RECORDS FOR THE EXERCISE
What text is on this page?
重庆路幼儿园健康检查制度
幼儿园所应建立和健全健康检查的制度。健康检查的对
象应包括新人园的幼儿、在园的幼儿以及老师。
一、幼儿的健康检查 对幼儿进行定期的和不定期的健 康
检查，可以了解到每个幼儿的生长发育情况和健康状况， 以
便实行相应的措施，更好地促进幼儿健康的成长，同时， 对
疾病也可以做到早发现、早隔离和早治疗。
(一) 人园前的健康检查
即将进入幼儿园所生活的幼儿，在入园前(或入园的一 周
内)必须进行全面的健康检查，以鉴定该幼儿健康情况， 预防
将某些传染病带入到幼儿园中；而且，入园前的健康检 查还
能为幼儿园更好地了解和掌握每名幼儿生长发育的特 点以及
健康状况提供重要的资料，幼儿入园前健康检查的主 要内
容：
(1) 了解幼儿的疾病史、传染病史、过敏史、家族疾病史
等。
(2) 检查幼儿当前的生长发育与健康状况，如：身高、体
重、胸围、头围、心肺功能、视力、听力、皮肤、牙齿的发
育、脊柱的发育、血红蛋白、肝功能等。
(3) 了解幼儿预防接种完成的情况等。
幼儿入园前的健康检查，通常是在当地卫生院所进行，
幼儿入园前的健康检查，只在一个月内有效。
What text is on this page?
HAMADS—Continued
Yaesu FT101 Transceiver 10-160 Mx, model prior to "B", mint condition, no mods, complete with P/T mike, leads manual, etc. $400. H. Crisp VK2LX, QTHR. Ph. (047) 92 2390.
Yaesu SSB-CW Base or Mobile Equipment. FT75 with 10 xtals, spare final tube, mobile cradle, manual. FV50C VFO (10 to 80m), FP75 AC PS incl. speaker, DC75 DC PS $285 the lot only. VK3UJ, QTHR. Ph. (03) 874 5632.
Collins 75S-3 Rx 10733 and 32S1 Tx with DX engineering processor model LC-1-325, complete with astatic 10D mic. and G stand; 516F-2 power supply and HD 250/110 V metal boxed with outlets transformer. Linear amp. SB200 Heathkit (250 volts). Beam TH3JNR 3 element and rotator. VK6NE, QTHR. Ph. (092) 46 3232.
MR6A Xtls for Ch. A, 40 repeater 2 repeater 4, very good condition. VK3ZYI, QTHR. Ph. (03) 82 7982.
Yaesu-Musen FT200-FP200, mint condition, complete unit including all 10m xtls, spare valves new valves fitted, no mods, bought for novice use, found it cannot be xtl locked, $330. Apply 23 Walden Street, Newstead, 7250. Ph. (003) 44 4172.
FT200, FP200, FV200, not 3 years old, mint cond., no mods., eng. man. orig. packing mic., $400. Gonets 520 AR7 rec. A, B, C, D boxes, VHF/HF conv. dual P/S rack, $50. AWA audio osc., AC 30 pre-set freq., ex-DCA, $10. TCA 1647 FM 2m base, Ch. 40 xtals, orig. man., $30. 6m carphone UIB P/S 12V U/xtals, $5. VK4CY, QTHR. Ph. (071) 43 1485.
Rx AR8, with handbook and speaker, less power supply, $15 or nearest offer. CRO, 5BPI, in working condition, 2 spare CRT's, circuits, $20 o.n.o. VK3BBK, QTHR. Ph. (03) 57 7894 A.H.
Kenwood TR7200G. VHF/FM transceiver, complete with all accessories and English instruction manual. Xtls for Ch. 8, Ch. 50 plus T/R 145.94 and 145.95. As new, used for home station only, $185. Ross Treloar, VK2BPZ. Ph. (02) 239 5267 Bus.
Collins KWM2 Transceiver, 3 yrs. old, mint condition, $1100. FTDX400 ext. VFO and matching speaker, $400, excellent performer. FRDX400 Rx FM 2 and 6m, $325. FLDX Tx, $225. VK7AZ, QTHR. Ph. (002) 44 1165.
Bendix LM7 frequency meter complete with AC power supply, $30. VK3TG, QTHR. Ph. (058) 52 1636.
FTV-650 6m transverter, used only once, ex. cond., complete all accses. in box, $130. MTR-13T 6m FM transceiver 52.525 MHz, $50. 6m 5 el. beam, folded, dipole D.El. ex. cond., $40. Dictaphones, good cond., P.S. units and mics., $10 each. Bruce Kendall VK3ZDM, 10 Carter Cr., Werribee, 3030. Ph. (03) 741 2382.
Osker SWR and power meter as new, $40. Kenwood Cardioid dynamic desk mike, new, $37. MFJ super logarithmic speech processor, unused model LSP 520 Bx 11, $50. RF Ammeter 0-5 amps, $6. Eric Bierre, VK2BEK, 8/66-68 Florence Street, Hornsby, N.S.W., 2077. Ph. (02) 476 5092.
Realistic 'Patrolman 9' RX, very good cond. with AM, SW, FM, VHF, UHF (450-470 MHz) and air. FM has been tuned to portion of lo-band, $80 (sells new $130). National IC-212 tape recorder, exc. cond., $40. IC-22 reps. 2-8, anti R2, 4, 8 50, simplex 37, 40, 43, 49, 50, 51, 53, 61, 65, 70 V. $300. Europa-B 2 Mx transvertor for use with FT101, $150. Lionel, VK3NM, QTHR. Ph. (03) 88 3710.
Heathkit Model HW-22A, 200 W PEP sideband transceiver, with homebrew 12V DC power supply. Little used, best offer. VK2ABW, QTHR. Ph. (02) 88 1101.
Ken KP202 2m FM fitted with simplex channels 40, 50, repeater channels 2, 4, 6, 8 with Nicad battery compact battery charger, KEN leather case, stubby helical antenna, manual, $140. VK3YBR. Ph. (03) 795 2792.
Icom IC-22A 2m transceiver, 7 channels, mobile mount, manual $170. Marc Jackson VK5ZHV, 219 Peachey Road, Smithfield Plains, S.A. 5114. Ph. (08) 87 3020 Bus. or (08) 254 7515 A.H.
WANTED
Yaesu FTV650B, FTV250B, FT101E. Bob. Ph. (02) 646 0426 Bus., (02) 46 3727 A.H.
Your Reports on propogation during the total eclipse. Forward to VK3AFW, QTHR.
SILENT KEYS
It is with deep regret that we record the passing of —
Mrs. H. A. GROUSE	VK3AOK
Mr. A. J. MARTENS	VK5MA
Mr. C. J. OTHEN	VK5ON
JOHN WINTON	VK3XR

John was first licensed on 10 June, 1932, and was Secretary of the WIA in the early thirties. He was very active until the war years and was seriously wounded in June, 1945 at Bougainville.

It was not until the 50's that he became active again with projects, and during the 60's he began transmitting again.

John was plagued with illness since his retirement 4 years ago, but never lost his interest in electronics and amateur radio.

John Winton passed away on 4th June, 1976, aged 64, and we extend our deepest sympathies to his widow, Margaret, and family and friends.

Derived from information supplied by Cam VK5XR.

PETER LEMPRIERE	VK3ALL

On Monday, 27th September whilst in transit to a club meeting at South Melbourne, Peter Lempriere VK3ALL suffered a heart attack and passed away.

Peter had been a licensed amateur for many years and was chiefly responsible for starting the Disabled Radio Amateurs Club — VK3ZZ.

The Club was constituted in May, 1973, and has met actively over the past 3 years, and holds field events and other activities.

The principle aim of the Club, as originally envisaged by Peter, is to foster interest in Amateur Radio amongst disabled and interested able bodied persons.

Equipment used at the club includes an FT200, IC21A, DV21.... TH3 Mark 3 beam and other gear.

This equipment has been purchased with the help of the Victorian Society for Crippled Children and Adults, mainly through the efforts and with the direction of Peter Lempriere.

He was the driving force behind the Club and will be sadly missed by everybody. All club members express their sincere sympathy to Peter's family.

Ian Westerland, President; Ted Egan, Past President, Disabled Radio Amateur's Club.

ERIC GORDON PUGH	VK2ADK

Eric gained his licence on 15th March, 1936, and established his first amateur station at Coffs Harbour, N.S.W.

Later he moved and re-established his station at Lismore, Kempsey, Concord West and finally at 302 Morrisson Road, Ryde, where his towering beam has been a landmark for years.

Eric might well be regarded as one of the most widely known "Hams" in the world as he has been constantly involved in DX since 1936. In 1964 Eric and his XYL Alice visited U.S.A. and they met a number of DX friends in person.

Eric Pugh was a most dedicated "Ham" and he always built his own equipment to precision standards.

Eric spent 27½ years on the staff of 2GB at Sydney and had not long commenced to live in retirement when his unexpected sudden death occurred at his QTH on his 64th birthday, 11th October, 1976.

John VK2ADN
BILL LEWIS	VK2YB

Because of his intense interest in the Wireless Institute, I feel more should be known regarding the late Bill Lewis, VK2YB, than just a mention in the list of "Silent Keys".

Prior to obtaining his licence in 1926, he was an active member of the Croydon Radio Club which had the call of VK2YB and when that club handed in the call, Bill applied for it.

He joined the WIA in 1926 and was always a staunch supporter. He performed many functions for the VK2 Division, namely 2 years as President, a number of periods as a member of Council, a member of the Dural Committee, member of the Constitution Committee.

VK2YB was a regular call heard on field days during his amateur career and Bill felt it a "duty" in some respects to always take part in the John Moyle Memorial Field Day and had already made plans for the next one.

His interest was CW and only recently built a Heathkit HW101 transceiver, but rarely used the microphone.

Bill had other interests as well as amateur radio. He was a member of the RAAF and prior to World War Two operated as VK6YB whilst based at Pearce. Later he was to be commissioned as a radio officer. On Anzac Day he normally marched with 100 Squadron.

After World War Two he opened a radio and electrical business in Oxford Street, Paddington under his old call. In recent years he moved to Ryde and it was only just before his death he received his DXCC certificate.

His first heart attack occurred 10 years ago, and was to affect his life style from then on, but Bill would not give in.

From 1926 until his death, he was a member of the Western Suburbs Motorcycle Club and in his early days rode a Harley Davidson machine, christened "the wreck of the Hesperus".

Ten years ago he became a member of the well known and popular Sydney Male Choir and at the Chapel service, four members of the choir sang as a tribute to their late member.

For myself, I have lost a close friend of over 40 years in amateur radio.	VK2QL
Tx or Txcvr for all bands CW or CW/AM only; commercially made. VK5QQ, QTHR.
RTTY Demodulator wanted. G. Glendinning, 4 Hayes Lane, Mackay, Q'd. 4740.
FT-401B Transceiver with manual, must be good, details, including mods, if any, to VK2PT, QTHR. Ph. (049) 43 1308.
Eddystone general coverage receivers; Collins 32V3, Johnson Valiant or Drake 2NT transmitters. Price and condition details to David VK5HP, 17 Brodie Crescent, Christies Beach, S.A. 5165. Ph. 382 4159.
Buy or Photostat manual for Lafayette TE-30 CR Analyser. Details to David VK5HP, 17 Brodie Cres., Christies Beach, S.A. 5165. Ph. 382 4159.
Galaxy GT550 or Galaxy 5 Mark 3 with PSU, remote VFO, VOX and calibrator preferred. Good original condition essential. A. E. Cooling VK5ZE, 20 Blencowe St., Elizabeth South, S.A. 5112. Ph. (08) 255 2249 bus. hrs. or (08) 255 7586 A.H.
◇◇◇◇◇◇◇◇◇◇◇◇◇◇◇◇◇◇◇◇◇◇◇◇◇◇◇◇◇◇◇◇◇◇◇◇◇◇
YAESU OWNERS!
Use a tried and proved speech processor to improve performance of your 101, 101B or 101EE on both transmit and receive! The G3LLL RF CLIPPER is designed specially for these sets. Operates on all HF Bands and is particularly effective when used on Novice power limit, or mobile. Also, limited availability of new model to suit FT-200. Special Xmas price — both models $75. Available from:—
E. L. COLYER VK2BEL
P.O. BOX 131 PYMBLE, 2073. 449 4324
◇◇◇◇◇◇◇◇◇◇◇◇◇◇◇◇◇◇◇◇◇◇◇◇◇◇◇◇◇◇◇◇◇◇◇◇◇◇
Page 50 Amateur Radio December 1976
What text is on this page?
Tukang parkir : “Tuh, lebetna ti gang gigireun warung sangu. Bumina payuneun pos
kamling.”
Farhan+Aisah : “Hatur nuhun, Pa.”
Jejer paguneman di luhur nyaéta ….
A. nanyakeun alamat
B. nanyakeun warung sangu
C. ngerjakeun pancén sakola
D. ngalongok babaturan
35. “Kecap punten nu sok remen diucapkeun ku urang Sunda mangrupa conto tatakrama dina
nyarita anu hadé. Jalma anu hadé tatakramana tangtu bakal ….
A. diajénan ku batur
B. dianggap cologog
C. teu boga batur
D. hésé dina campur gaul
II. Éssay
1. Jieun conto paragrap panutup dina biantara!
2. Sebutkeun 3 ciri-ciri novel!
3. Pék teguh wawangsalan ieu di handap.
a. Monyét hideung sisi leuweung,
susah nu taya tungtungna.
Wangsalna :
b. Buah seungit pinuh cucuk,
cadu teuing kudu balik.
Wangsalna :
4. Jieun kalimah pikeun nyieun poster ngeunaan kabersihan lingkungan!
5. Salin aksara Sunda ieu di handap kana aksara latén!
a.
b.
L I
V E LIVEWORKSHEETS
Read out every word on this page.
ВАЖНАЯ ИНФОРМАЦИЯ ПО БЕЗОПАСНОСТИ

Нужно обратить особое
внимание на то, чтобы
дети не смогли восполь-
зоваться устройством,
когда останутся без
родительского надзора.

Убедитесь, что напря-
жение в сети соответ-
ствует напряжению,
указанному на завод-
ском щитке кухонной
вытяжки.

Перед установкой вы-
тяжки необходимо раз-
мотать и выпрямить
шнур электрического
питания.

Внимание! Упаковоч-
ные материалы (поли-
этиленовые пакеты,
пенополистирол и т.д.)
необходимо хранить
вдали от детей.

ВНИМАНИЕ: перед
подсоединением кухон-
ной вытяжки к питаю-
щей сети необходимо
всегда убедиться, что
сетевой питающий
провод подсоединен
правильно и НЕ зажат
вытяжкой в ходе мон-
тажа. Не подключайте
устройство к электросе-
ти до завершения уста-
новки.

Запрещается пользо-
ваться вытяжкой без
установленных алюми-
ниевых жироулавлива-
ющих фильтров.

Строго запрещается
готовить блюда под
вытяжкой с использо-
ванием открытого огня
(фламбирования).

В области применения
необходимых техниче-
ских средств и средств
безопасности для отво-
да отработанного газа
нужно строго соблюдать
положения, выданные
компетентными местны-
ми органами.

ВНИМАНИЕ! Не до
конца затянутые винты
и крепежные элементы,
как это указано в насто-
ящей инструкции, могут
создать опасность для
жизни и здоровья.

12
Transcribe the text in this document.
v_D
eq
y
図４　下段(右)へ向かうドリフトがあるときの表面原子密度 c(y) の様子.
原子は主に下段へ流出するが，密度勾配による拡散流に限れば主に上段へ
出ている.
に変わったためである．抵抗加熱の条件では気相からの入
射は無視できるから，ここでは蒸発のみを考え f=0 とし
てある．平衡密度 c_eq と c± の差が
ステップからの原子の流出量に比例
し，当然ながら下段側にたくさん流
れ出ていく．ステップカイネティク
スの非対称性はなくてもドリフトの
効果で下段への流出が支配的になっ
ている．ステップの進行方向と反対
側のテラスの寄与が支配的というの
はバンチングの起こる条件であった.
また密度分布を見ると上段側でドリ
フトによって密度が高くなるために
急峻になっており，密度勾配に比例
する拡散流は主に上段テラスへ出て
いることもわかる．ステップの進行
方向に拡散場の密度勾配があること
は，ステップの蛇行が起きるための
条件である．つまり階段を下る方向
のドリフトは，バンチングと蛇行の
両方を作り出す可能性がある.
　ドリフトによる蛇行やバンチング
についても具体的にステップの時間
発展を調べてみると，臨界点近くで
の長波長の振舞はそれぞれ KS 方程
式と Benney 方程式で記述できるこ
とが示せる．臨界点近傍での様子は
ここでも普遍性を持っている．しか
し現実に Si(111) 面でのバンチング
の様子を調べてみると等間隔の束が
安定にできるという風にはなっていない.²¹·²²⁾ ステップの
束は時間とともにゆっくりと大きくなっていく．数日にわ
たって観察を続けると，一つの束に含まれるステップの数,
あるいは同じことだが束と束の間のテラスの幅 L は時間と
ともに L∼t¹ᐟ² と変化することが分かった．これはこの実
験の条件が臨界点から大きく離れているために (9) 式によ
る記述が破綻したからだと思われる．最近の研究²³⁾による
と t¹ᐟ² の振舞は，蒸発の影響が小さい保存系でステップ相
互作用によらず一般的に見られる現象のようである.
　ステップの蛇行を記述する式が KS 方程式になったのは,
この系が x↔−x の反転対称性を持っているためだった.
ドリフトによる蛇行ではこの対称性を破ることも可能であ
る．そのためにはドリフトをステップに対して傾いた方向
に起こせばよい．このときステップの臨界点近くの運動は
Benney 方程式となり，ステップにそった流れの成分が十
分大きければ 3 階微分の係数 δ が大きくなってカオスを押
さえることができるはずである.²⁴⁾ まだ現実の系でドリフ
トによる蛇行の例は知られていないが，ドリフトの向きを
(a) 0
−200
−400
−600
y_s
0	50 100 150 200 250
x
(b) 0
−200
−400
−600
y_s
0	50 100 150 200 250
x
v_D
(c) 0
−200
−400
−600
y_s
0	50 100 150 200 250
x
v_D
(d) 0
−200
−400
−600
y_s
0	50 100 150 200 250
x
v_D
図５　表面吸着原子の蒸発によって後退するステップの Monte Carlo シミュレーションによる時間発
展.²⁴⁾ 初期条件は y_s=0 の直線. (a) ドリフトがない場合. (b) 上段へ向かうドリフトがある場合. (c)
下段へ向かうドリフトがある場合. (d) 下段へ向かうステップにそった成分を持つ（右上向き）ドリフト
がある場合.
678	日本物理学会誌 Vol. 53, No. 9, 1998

WHAT THE EXERCISE ASKS
Which lines in the data above contain "repeater"? Show each one.

TASK SOLUTION
MR6A Xtls for Ch. A, 40 repeater 2 repeater 4, very good condition. VK3ZYI, QTHR. Ph. (03) 82 7982.
Ken KP202 2m FM fitted with simplex channels 40, 50, repeater channels 2, 4, 6, 8 with Nicad battery compact battery charger, KEN leather case, stubby helical antenna, manual, $140. VK3YBR. Ph. (03) 795 2792.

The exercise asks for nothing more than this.